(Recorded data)

● ● ● ●

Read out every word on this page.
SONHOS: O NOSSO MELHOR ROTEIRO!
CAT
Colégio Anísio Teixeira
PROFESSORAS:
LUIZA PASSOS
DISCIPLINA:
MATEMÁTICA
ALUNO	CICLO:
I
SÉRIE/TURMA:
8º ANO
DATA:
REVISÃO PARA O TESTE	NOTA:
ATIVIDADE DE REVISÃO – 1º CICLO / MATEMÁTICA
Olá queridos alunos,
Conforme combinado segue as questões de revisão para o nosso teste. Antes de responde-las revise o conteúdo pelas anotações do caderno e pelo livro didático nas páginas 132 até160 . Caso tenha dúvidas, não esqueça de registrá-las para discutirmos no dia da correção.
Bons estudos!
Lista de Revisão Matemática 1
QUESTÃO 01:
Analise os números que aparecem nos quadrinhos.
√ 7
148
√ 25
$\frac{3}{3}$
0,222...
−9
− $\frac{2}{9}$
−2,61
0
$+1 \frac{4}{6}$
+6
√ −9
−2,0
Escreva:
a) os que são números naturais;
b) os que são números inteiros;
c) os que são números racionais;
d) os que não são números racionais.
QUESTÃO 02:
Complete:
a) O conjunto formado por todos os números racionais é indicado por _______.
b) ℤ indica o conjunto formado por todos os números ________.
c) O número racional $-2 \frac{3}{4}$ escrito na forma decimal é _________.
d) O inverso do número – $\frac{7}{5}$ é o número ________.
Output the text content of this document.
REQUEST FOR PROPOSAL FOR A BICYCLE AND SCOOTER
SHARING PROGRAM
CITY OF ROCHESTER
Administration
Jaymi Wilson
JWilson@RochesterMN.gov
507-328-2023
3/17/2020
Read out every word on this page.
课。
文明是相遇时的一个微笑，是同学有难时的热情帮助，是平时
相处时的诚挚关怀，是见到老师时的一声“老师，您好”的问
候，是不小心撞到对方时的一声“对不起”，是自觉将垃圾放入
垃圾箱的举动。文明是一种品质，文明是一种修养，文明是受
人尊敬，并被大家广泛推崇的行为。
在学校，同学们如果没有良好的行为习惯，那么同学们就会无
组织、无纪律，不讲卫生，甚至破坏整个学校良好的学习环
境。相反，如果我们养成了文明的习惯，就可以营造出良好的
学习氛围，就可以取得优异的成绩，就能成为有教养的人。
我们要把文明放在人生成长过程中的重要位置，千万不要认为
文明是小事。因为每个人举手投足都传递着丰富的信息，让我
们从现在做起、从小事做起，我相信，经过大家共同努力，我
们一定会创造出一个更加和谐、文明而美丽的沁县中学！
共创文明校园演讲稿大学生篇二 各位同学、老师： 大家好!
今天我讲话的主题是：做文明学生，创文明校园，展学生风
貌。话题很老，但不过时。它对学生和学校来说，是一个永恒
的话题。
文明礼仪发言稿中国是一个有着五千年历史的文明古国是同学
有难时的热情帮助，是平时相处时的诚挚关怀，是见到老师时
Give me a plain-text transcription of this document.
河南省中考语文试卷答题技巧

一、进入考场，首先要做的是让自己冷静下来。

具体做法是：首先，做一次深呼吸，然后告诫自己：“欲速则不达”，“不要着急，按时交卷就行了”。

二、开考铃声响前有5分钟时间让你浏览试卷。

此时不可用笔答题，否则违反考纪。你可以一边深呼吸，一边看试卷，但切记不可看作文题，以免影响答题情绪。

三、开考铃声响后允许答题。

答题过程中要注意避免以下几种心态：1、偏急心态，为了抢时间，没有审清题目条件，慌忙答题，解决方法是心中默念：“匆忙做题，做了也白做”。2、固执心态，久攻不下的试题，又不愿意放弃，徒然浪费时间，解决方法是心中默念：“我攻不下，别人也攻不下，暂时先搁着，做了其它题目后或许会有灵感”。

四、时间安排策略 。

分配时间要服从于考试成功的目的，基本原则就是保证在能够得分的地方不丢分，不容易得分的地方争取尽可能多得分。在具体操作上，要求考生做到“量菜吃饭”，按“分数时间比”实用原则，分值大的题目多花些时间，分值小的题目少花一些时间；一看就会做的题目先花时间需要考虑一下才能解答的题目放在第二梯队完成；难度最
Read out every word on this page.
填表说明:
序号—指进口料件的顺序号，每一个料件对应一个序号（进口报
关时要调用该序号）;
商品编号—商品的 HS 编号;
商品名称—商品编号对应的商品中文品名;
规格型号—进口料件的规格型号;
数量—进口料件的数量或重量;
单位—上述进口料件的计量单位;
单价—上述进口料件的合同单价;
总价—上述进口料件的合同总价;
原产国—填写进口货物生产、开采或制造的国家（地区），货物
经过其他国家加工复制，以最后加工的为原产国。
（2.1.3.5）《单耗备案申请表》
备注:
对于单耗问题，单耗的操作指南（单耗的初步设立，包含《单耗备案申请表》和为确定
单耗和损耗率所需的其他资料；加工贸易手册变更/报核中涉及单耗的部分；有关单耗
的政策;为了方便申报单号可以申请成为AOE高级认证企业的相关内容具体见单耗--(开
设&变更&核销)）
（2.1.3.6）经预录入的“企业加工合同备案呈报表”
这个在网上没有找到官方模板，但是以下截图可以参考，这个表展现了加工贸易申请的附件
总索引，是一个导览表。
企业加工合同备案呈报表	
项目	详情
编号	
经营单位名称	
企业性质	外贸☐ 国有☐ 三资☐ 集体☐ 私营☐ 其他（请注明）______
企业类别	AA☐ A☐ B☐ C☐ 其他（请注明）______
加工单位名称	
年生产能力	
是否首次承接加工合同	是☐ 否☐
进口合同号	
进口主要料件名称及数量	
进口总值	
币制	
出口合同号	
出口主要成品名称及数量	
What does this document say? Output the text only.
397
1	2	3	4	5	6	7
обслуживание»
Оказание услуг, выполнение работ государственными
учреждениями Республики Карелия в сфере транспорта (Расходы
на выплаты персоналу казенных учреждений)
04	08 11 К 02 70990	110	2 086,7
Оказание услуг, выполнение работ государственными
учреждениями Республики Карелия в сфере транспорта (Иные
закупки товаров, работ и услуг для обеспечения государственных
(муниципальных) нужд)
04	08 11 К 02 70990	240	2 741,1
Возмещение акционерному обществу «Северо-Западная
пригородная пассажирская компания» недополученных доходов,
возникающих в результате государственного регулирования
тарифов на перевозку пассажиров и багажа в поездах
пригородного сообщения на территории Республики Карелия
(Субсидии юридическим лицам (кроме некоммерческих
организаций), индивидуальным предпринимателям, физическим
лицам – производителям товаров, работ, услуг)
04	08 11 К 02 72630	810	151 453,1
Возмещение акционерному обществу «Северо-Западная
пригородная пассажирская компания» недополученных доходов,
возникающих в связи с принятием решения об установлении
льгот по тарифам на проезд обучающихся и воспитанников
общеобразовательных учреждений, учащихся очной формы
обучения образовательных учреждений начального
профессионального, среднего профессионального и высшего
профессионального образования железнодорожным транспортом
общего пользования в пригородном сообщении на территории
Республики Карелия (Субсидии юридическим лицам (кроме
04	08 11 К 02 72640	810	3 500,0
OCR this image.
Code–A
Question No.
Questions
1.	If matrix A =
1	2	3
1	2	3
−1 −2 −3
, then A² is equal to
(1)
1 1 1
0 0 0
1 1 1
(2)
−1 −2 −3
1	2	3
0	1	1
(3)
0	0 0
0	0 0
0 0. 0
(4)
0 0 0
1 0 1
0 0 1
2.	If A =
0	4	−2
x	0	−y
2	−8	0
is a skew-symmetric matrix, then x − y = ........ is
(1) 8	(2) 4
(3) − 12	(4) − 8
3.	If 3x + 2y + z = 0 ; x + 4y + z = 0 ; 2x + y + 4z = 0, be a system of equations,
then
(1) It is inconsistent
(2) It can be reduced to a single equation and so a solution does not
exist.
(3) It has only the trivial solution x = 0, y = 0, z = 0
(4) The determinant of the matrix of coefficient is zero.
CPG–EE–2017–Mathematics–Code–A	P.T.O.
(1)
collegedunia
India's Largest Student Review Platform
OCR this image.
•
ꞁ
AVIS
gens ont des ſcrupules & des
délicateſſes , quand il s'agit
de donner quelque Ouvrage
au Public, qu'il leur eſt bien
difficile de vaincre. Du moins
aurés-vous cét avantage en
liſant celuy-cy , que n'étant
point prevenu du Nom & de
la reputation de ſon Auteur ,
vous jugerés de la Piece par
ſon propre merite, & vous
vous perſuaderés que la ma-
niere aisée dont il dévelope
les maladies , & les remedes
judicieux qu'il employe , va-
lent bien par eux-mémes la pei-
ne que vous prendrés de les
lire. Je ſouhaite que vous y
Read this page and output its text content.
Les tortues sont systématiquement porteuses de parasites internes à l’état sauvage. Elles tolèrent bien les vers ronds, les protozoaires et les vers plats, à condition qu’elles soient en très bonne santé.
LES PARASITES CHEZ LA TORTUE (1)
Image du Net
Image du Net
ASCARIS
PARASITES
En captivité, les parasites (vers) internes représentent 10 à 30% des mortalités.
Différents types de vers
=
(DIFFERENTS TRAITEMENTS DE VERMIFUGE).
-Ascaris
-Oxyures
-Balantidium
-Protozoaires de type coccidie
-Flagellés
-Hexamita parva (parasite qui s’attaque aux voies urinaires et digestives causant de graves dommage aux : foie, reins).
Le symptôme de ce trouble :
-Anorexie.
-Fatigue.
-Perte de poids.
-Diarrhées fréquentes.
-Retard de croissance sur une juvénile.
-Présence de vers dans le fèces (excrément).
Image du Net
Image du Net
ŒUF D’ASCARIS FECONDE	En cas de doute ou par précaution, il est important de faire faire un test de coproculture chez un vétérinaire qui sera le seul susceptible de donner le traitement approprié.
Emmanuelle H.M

● ● ● ●

#### TASK DETAILS
Say how many lines contain the string "internes", giving nothing but the count.

#### RESULT OF THIS TASK
2